## Start
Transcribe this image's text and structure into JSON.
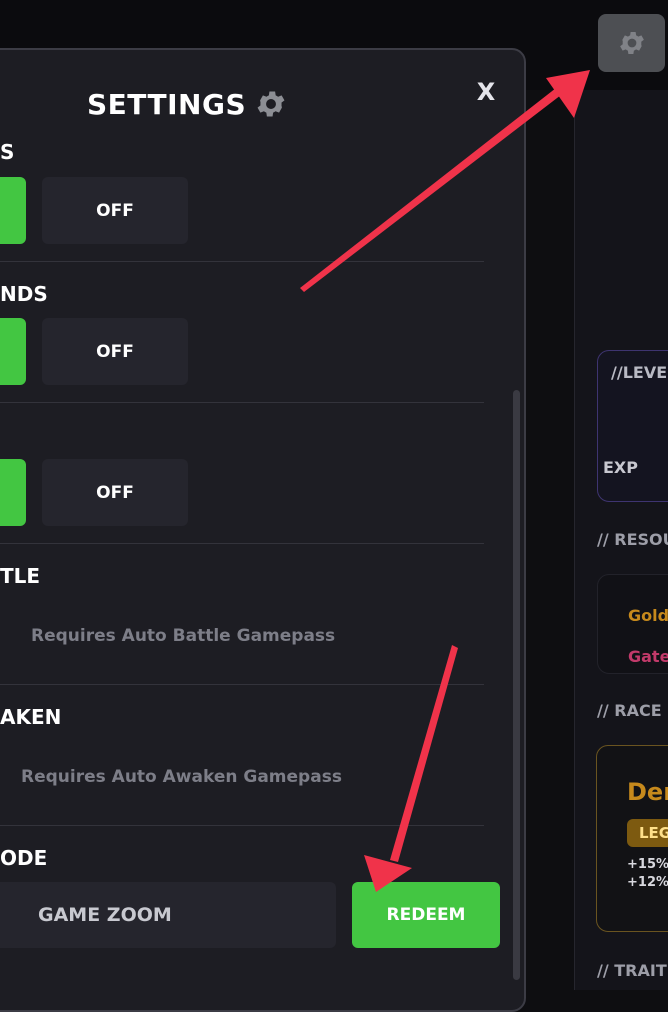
{
  "modal": {
    "title": "SETTINGS",
    "close_label": "X",
    "rows": [
      {
        "label": "S",
        "on_label": "",
        "off_label": "OFF"
      },
      {
        "label": "NDS",
        "on_label": "",
        "off_label": "OFF"
      },
      {
        "label": "",
        "on_label": "",
        "off_label": "OFF"
      },
      {
        "label": "TLE",
        "requirement": "Requires Auto Battle Gamepass"
      },
      {
        "label": "AKEN",
        "requirement": "Requires Auto Awaken Gamepass"
      },
      {
        "label": "ODE",
        "input_value": "GAME ZOOM",
        "button_label": "REDEEM"
      }
    ]
  },
  "side": {
    "level_title": "//LEVE",
    "exp_label": "EXP",
    "resources_label": "// RESOU",
    "gold_label": "Gold",
    "gate_label": "Gate",
    "race_label": "// RACE",
    "race_name": "Der",
    "race_badge": "LEG",
    "race_stats": [
      "+15%",
      "+12%"
    ],
    "traits_label": "// TRAIT"
  },
  "colors": {
    "accent_green": "#43c642",
    "arrow_red": "#f0334a",
    "gold": "#c6891c",
    "gate_pink": "#c23a6a"
  },
  "icons": [
    "gear-icon",
    "settings-gear-icon",
    "close-icon"
  ]
}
## End
#### [OBJECTIVE]
Reproduce all of the entries word for word, skipping any pictures they hold.

#### [SOLUTION FOR THIS PROBLEM]
Transcribe this image's text and structure into JSON.
{
  "modal": {
    "title": "SETTINGS",
    "close_label": "X",
    "rows": [
      {
        "label": "S",
        "on_label": "",
        "off_label": "OFF"
      },
      {
        "label": "NDS",
        "on_label": "",
        "off_label": "OFF"
      },
      {
        "label": "",
        "on_label": "",
        "off_label": "OFF"
      },
      {
        "label": "TLE",
        "requirement": "Requires Auto Battle Gamepass"
      },
      {
        "label": "AKEN",
        "requirement": "Requires Auto Awaken Gamepass"
      },
      {
        "label": "ODE",
        "input_value": "GAME ZOOM",
        "button_label": "REDEEM"
      }
    ]
  },
  "side": {
    "level_title": "//LEVE",
    "exp_label": "EXP",
    "resources_label": "// RESOU",
    "gold_label": "Gold",
    "gate_label": "Gate",
    "race_label": "// RACE",
    "race_name": "Der",
    "race_badge": "LEG",
    "race_stats": [
      "+15%",
      "+12%"
    ],
    "traits_label": "// TRAIT"
  },
  "colors": {
    "accent_green": "#43c642",
    "arrow_red": "#f0334a",
    "gold": "#c6891c",
    "gate_pink": "#c23a6a"
  },
  "icons": [
    "gear-icon",
    "settings-gear-icon",
    "close-icon"
  ]
}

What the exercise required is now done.